---------- DATA TO USE

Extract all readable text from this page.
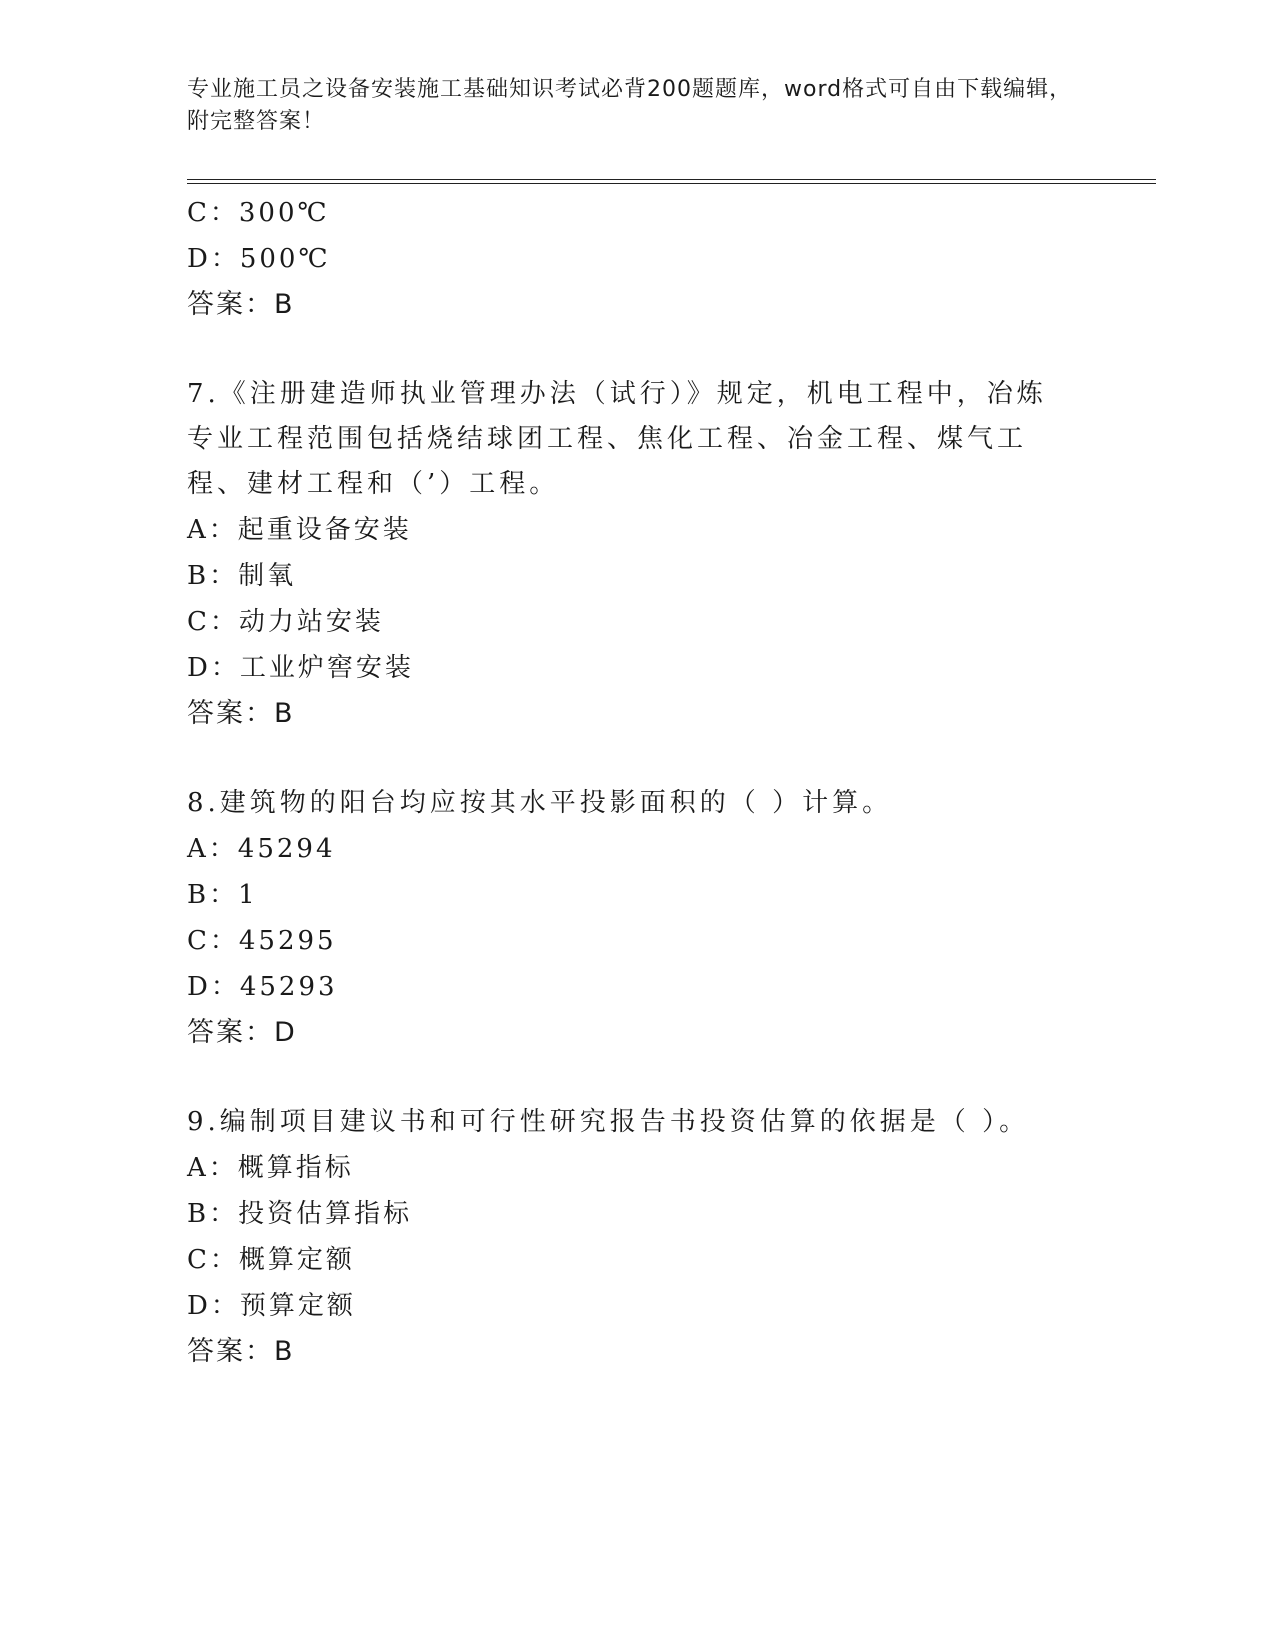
专业施工员之设备安装施工基础知识考试必背200题题库，word格式可自由下载编辑，附完整答案！
C：300℃
D：500℃
答案：B
7.《注册建造师执业管理办法（试行）》规定，机电工程中，冶炼专业工程范围包括烧结球团工程、焦化工程、冶金工程、煤气工程、建材工程和（’）工程。
A：起重设备安装
B：制氧
C：动力站安装
D：工业炉窖安装
答案：B
8.建筑物的阳台均应按其水平投影面积的（ ）计算。
A：45294
B：1
C：45295
D：45293
答案：D
9.编制项目建议书和可行性研究报告书投资估算的依据是（ ）。
A：概算指标
B：投资估算指标
C：概算定额
D：预算定额
答案：B
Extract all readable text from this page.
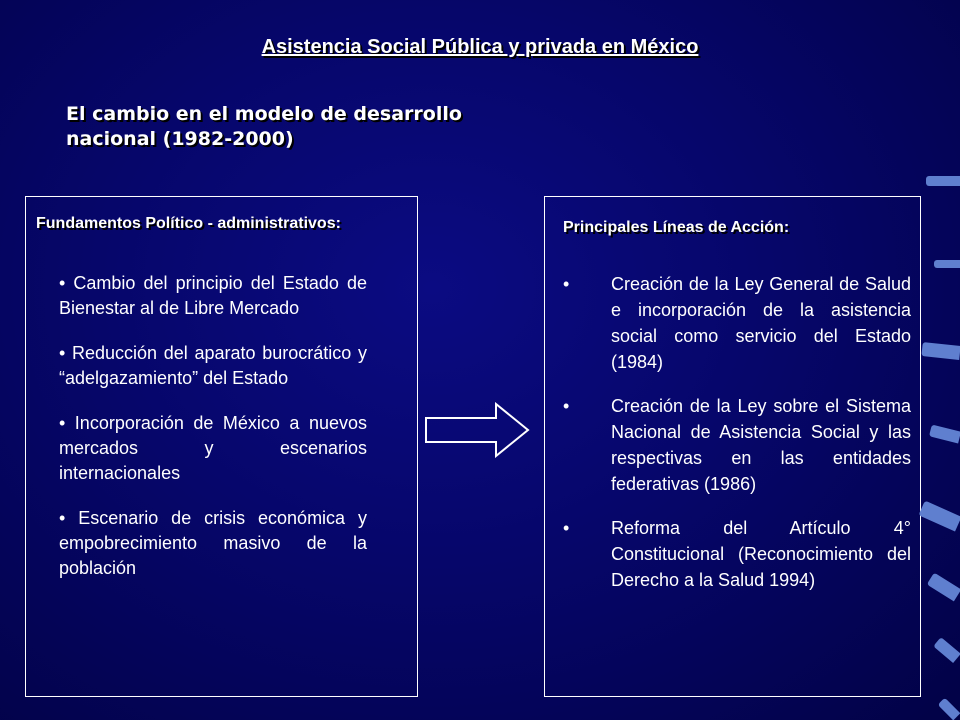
Asistencia Social Pública y privada en México
El cambio en el modelo de desarrollo nacional (1982-2000)
Fundamentos Político - administrativos:
• Cambio del principio del Estado de Bienestar al de Libre Mercado
• Reducción del aparato burocrático y “adelgazamiento” del Estado
• Incorporación de México a nuevos mercados y escenarios internacionales
• Escenario de crisis económica y empobrecimiento masivo de la población
Principales Líneas de Acción:
•	Creación de la Ley General de Salud e incorporación de la asistencia social como servicio del Estado (1984)
•	Creación de la Ley sobre el Sistema Nacional de Asistencia Social y las respectivas en las entidades federativas (1986)
•	Reforma del Artículo 4° Constitucional (Reconocimiento del Derecho a la Salud 1994)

--------------------

• **PROBLEM TO SOLVE**:
Strip out the pictures and quote the remaining data word for word.

• **CORRECT RESULT**:
Extract all readable text from this page.
专业施工员之设备安装施工基础知识考试必背200题题库，word格式可自由下载编辑，附完整答案！
C：300℃
D：500℃
答案：B
7.《注册建造师执业管理办法（试行）》规定，机电工程中，冶炼专业工程范围包括烧结球团工程、焦化工程、冶金工程、煤气工程、建材工程和（’）工程。
A：起重设备安装
B：制氧
C：动力站安装
D：工业炉窖安装
答案：B
8.建筑物的阳台均应按其水平投影面积的（ ）计算。
A：45294
B：1
C：45295
D：45293
答案：D
9.编制项目建议书和可行性研究报告书投资估算的依据是（ ）。
A：概算指标
B：投资估算指标
C：概算定额
D：预算定额
答案：B
Extract all readable text from this page.
Asistencia Social Pública y privada en México
El cambio en el modelo de desarrollo nacional (1982-2000)
Fundamentos Político - administrativos:
• Cambio del principio del Estado de Bienestar al de Libre Mercado
• Reducción del aparato burocrático y “adelgazamiento” del Estado
• Incorporación de México a nuevos mercados y escenarios internacionales
• Escenario de crisis económica y empobrecimiento masivo de la población
Principales Líneas de Acción:
•	Creación de la Ley General de Salud e incorporación de la asistencia social como servicio del Estado (1984)
•	Creación de la Ley sobre el Sistema Nacional de Asistencia Social y las respectivas en las entidades federativas (1986)
•	Reforma del Artículo 4° Constitucional (Reconocimiento del Derecho a la Salud 1994)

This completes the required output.